=== Records provided ===
****
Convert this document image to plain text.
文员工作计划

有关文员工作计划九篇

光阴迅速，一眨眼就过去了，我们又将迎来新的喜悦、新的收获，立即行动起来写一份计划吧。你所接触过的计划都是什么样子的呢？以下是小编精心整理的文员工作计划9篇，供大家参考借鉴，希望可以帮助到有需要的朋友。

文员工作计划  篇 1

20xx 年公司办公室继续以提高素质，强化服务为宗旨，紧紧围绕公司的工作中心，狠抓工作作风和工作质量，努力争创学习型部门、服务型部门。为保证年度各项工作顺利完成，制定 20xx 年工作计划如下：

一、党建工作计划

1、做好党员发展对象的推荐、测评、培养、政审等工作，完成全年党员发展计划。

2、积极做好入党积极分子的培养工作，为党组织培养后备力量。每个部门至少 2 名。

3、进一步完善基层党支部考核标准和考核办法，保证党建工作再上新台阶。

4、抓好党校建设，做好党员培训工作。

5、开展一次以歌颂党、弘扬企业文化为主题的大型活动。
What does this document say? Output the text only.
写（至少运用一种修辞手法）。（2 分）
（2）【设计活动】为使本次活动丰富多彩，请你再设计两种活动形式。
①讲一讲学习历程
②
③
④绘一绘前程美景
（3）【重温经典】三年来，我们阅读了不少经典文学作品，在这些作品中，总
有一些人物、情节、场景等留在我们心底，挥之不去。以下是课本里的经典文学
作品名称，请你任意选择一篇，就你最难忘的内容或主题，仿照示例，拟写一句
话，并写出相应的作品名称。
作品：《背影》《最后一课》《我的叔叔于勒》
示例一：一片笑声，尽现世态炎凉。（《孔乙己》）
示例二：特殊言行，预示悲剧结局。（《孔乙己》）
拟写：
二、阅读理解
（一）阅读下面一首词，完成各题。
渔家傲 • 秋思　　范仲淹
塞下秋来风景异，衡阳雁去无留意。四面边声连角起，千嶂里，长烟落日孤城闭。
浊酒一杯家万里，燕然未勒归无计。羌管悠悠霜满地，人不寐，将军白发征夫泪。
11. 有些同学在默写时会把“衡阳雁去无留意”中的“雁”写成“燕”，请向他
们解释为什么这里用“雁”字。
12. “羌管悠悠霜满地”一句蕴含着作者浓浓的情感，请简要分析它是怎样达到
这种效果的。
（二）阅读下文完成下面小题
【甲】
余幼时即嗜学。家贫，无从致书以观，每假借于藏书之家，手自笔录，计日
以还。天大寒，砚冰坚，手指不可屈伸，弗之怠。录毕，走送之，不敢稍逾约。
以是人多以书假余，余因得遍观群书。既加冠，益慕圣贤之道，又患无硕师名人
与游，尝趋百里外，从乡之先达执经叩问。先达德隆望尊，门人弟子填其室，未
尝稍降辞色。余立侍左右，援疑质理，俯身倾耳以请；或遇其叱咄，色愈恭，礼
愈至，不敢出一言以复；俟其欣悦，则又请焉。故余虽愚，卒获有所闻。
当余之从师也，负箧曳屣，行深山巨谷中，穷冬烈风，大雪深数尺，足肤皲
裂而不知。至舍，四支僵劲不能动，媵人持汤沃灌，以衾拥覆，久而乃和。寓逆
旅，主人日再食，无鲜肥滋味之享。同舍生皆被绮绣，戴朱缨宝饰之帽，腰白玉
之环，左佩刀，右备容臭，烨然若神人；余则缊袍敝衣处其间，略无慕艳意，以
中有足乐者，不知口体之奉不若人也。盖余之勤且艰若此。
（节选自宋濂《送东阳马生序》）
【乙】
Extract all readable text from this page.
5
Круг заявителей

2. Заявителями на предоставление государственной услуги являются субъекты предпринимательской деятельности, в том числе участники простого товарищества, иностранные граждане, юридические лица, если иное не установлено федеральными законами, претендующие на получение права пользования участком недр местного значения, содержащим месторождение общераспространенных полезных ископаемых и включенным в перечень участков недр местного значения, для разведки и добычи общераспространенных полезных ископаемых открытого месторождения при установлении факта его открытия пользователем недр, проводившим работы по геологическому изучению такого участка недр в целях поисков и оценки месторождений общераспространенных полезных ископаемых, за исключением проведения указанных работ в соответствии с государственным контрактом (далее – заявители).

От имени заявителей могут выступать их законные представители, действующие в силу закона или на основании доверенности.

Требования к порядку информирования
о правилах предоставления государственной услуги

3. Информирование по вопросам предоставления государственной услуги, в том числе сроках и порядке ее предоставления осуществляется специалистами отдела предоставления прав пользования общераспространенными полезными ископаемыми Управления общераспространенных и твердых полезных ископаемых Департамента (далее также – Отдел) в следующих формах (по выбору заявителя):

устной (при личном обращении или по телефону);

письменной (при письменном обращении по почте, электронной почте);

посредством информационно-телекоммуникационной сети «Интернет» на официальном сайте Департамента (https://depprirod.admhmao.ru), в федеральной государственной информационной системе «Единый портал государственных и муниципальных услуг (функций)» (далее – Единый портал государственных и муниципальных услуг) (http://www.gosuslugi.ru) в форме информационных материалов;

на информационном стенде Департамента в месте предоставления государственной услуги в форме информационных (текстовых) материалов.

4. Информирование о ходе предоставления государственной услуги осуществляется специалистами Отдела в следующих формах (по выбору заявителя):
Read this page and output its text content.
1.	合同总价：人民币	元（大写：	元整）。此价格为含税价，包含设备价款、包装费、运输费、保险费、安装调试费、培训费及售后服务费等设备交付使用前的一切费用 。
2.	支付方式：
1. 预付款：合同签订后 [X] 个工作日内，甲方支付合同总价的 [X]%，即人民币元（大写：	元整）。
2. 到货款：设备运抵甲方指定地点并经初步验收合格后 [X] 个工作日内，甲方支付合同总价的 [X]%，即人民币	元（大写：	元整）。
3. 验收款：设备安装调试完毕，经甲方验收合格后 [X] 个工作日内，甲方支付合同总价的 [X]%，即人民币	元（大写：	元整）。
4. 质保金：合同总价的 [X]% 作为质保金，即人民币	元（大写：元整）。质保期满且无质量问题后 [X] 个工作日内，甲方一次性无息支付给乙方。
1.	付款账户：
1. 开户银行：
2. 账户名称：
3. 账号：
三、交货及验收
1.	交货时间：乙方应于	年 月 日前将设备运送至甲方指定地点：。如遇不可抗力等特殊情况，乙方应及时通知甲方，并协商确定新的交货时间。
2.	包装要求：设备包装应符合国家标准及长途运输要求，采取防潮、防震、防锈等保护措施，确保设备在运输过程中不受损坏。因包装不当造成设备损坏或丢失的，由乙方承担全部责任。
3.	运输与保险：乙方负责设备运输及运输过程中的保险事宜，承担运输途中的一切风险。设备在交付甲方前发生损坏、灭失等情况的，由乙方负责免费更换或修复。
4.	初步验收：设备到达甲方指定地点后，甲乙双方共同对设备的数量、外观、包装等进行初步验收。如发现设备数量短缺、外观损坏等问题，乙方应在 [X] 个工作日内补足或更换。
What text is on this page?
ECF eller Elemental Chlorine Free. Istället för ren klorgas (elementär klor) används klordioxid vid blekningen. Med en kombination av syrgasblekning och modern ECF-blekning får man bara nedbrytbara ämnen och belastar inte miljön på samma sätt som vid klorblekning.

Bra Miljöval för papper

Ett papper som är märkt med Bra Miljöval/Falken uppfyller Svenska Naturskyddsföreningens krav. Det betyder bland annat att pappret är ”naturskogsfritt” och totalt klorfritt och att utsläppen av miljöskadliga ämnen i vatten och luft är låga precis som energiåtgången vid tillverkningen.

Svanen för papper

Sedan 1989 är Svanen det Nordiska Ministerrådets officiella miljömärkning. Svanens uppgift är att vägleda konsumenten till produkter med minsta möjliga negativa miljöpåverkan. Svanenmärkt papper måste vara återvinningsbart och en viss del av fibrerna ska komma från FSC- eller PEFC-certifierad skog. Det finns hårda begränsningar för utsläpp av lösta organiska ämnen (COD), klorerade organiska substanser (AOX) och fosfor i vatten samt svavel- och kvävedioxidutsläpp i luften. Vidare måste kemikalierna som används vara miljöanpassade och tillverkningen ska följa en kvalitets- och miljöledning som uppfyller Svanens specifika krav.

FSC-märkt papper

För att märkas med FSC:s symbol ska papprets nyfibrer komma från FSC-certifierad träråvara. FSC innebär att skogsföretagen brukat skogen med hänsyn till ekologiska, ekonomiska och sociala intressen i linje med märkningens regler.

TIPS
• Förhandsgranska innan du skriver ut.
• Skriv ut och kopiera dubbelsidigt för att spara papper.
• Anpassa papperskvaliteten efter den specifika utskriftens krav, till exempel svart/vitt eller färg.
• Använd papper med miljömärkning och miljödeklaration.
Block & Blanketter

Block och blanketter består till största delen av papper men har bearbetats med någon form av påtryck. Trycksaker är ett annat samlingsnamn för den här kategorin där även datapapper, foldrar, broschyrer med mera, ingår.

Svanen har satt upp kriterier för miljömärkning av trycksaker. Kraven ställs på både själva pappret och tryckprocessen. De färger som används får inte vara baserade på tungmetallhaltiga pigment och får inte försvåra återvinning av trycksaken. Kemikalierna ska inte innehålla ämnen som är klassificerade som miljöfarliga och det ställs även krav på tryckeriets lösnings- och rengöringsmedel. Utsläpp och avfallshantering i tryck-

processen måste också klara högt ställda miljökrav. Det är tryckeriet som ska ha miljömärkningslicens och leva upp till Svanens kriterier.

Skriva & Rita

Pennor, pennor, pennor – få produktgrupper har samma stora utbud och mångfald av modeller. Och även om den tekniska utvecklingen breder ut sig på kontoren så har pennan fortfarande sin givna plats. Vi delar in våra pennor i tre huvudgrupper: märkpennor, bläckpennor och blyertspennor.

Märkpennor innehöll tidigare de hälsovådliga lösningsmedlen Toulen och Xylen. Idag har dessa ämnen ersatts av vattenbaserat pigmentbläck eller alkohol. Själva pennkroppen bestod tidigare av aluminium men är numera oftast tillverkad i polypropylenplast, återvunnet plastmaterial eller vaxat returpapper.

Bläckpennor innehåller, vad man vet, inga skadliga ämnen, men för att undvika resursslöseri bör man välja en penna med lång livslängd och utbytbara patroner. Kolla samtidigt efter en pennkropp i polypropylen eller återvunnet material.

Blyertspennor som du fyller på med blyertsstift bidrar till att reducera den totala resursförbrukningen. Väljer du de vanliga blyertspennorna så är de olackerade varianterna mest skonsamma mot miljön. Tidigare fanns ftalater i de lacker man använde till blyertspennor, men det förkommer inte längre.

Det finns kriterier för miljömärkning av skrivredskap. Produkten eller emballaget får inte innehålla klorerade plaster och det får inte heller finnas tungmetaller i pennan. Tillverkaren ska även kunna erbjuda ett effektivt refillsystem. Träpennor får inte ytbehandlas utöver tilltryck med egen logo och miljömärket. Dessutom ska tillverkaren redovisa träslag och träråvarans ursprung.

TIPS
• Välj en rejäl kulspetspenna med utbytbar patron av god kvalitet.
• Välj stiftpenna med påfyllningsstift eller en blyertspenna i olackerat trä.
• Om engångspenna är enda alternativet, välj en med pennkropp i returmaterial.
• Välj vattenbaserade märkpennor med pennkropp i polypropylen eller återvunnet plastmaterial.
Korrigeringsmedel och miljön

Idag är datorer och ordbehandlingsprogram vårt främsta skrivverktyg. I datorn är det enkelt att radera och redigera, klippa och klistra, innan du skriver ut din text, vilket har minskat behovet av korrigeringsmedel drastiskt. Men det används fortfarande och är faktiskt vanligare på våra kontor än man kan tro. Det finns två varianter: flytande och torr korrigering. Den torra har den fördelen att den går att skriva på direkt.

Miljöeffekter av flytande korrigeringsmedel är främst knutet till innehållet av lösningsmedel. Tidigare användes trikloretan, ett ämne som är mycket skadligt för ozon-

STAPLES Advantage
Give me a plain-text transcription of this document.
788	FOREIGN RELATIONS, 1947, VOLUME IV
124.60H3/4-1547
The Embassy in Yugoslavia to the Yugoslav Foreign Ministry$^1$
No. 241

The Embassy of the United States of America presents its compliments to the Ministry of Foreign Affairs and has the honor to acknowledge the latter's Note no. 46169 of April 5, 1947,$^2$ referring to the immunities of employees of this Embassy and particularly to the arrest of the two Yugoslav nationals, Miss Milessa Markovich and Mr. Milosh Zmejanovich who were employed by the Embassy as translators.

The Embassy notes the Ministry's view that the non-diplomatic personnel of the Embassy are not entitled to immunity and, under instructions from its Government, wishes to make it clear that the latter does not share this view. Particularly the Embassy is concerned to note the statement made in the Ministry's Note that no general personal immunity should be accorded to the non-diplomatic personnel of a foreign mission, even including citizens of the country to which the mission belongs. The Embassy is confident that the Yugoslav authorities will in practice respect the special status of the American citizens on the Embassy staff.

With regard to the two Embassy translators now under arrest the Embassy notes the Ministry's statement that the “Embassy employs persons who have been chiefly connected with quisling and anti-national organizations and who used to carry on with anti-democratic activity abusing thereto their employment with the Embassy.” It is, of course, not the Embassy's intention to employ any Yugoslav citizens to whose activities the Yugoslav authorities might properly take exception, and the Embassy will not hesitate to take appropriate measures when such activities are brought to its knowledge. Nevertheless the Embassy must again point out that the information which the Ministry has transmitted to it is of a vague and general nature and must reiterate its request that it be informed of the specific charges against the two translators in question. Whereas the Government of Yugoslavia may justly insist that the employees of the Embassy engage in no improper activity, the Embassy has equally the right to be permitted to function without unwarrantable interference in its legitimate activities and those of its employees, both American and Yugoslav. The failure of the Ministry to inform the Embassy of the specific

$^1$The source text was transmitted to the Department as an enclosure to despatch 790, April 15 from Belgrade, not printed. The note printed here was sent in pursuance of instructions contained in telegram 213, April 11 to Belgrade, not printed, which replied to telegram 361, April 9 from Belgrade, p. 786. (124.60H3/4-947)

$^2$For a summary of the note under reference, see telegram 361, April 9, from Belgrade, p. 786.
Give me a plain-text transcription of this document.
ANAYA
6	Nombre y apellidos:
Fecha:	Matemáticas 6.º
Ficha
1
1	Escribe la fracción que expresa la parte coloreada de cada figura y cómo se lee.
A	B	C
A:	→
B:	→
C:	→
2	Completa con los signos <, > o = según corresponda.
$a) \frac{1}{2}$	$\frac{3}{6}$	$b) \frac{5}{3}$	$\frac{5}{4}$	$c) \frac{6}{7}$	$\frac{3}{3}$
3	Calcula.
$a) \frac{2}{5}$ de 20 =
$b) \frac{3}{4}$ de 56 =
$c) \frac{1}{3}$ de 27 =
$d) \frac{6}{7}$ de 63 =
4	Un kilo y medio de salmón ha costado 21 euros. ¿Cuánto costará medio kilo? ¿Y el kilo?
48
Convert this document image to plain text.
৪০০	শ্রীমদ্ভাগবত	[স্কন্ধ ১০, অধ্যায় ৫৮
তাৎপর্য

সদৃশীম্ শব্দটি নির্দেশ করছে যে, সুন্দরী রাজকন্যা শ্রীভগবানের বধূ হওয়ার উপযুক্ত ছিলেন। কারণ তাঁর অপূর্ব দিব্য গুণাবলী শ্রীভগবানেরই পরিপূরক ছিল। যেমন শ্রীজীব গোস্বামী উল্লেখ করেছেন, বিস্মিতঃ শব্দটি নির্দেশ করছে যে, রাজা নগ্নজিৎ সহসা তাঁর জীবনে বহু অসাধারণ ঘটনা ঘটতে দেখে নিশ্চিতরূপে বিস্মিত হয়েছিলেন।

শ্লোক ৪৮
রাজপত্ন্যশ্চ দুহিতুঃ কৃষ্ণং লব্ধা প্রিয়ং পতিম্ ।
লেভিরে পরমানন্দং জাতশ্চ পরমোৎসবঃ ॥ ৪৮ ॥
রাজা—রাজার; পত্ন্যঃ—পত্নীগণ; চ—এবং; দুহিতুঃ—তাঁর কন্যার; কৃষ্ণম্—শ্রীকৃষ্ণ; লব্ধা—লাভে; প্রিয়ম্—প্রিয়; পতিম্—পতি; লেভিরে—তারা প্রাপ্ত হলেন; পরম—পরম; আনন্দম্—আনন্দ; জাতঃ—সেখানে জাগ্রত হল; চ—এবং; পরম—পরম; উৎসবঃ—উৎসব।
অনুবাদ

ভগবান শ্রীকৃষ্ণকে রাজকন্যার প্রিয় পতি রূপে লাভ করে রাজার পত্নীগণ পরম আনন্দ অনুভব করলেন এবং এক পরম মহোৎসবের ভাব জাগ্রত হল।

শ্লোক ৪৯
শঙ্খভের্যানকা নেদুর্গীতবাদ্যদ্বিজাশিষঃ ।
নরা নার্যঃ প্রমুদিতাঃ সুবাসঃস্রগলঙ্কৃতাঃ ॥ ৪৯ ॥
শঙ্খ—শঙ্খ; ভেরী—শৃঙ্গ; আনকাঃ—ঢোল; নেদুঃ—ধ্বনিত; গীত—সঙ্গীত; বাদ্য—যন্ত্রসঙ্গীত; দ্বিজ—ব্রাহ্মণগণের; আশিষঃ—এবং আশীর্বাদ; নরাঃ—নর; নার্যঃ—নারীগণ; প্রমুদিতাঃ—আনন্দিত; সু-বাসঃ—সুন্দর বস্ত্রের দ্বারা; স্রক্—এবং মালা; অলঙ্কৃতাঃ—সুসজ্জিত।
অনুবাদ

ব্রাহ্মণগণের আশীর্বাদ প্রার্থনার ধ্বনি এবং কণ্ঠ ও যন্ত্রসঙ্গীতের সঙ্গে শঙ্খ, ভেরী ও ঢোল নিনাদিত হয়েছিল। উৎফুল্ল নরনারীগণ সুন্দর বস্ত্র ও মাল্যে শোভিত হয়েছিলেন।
****
=== Challenge ===
Read the entries and pick out all lines that include the word "certifierad".

=== Solution to this exercise ===
Sedan 1989 är Svanen det Nordiska Ministerrådets officiella miljömärkning. Svanens uppgift är att vägleda konsumenten till produkter med minsta möjliga negativa miljöpåverkan. Svanenmärkt papper måste vara återvinningsbart och en viss del av fibrerna ska komma från FSC- eller PEFC-certifierad skog. Det finns hårda begränsningar för utsläpp av lösta organiska ämnen (COD), klorerade organiska substanser (AOX) och fosfor i vatten samt svavel- och kvävedioxidutsläpp i luften. Vidare måste kemikalierna som används vara miljöanpassade och tillverkningen ska följa en kvalitets- och miljöledning som uppfyller Svanens specifika krav.
För att märkas med FSC:s symbol ska papprets nyfibrer komma från FSC-certifierad träråvara. FSC innebär att skogsföretagen brukat skogen med hänsyn till ekologiska, ekonomiska och sociala intressen i linje med märkningens regler.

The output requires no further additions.